## WORK INSTRUCTIONS:
Repeat the material below exactly, with no pictures.

(Figure contents as structured data)
╭──
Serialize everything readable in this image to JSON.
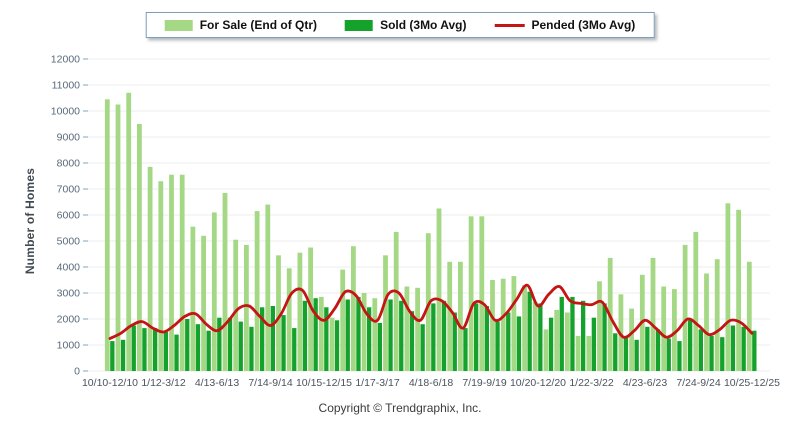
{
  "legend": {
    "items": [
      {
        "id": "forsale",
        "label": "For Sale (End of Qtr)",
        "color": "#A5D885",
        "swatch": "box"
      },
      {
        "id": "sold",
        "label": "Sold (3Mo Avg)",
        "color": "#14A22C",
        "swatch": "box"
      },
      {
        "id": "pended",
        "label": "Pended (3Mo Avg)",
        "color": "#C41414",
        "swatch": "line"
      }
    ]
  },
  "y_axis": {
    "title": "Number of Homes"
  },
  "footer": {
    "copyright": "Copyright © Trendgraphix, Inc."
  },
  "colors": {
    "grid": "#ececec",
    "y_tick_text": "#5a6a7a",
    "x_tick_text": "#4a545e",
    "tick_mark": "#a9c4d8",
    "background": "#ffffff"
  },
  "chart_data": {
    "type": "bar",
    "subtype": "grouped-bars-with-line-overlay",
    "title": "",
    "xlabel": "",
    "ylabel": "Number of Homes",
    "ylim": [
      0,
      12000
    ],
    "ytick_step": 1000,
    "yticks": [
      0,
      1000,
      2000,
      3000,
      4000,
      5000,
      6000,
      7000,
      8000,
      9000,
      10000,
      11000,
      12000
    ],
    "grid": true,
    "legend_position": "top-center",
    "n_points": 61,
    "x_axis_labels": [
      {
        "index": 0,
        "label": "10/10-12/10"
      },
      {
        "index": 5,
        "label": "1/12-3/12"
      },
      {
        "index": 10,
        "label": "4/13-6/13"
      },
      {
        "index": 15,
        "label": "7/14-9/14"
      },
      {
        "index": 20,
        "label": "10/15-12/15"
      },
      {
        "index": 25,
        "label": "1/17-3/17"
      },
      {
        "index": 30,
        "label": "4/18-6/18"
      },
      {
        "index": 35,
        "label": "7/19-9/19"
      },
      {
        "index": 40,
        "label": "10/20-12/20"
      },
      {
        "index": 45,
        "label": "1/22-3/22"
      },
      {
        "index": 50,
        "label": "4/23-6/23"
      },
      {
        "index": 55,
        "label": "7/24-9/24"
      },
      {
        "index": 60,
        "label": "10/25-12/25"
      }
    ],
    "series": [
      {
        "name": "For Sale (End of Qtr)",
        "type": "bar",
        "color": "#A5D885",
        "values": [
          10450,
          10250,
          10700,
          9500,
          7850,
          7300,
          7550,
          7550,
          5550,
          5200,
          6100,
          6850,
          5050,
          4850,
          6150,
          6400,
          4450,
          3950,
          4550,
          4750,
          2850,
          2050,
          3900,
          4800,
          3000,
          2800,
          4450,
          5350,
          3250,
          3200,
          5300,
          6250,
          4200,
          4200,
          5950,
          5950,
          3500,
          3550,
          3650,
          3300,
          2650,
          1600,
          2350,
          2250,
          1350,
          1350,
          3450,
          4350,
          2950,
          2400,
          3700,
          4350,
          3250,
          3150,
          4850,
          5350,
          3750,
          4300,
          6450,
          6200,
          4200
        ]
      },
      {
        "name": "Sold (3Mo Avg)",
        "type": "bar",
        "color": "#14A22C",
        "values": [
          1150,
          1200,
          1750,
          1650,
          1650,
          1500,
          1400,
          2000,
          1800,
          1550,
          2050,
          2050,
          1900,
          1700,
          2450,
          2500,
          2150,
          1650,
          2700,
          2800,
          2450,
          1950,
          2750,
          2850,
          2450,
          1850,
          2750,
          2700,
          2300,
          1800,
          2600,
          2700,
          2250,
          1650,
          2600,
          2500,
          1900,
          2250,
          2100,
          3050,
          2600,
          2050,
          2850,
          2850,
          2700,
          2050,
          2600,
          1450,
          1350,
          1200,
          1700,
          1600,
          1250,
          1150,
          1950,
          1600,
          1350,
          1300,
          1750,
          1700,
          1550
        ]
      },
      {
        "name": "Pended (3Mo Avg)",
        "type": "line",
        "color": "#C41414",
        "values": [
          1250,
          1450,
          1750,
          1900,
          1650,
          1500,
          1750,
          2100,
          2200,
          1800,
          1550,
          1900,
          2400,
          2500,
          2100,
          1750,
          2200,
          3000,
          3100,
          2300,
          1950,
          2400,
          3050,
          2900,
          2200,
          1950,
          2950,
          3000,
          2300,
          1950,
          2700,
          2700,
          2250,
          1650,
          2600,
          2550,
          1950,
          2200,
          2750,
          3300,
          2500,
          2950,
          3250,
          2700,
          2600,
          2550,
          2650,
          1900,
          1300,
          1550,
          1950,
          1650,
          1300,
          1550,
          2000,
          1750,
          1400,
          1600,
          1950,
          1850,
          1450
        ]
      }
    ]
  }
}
╰──
## TASK RESPONSE:
Serialize everything readable in this image to JSON.
{
  "legend": {
    "items": [
      {
        "id": "forsale",
        "label": "For Sale (End of Qtr)",
        "color": "#A5D885",
        "swatch": "box"
      },
      {
        "id": "sold",
        "label": "Sold (3Mo Avg)",
        "color": "#14A22C",
        "swatch": "box"
      },
      {
        "id": "pended",
        "label": "Pended (3Mo Avg)",
        "color": "#C41414",
        "swatch": "line"
      }
    ]
  },
  "y_axis": {
    "title": "Number of Homes"
  },
  "footer": {
    "copyright": "Copyright © Trendgraphix, Inc."
  },
  "colors": {
    "grid": "#ececec",
    "y_tick_text": "#5a6a7a",
    "x_tick_text": "#4a545e",
    "tick_mark": "#a9c4d8",
    "background": "#ffffff"
  },
  "chart_data": {
    "type": "bar",
    "subtype": "grouped-bars-with-line-overlay",
    "title": "",
    "xlabel": "",
    "ylabel": "Number of Homes",
    "ylim": [
      0,
      12000
    ],
    "ytick_step": 1000,
    "yticks": [
      0,
      1000,
      2000,
      3000,
      4000,
      5000,
      6000,
      7000,
      8000,
      9000,
      10000,
      11000,
      12000
    ],
    "grid": true,
    "legend_position": "top-center",
    "n_points": 61,
    "x_axis_labels": [
      {
        "index": 0,
        "label": "10/10-12/10"
      },
      {
        "index": 5,
        "label": "1/12-3/12"
      },
      {
        "index": 10,
        "label": "4/13-6/13"
      },
      {
        "index": 15,
        "label": "7/14-9/14"
      },
      {
        "index": 20,
        "label": "10/15-12/15"
      },
      {
        "index": 25,
        "label": "1/17-3/17"
      },
      {
        "index": 30,
        "label": "4/18-6/18"
      },
      {
        "index": 35,
        "label": "7/19-9/19"
      },
      {
        "index": 40,
        "label": "10/20-12/20"
      },
      {
        "index": 45,
        "label": "1/22-3/22"
      },
      {
        "index": 50,
        "label": "4/23-6/23"
      },
      {
        "index": 55,
        "label": "7/24-9/24"
      },
      {
        "index": 60,
        "label": "10/25-12/25"
      }
    ],
    "series": [
      {
        "name": "For Sale (End of Qtr)",
        "type": "bar",
        "color": "#A5D885",
        "values": [
          10450,
          10250,
          10700,
          9500,
          7850,
          7300,
          7550,
          7550,
          5550,
          5200,
          6100,
          6850,
          5050,
          4850,
          6150,
          6400,
          4450,
          3950,
          4550,
          4750,
          2850,
          2050,
          3900,
          4800,
          3000,
          2800,
          4450,
          5350,
          3250,
          3200,
          5300,
          6250,
          4200,
          4200,
          5950,
          5950,
          3500,
          3550,
          3650,
          3300,
          2650,
          1600,
          2350,
          2250,
          1350,
          1350,
          3450,
          4350,
          2950,
          2400,
          3700,
          4350,
          3250,
          3150,
          4850,
          5350,
          3750,
          4300,
          6450,
          6200,
          4200
        ]
      },
      {
        "name": "Sold (3Mo Avg)",
        "type": "bar",
        "color": "#14A22C",
        "values": [
          1150,
          1200,
          1750,
          1650,
          1650,
          1500,
          1400,
          2000,
          1800,
          1550,
          2050,
          2050,
          1900,
          1700,
          2450,
          2500,
          2150,
          1650,
          2700,
          2800,
          2450,
          1950,
          2750,
          2850,
          2450,
          1850,
          2750,
          2700,
          2300,
          1800,
          2600,
          2700,
          2250,
          1650,
          2600,
          2500,
          1900,
          2250,
          2100,
          3050,
          2600,
          2050,
          2850,
          2850,
          2700,
          2050,
          2600,
          1450,
          1350,
          1200,
          1700,
          1600,
          1250,
          1150,
          1950,
          1600,
          1350,
          1300,
          1750,
          1700,
          1550
        ]
      },
      {
        "name": "Pended (3Mo Avg)",
        "type": "line",
        "color": "#C41414",
        "values": [
          1250,
          1450,
          1750,
          1900,
          1650,
          1500,
          1750,
          2100,
          2200,
          1800,
          1550,
          1900,
          2400,
          2500,
          2100,
          1750,
          2200,
          3000,
          3100,
          2300,
          1950,
          2400,
          3050,
          2900,
          2200,
          1950,
          2950,
          3000,
          2300,
          1950,
          2700,
          2700,
          2250,
          1650,
          2600,
          2550,
          1950,
          2200,
          2750,
          3300,
          2500,
          2950,
          3250,
          2700,
          2600,
          2550,
          2650,
          1900,
          1300,
          1550,
          1950,
          1650,
          1300,
          1550,
          2000,
          1750,
          1400,
          1600,
          1950,
          1850,
          1450
        ]
      }
    ]
  }
}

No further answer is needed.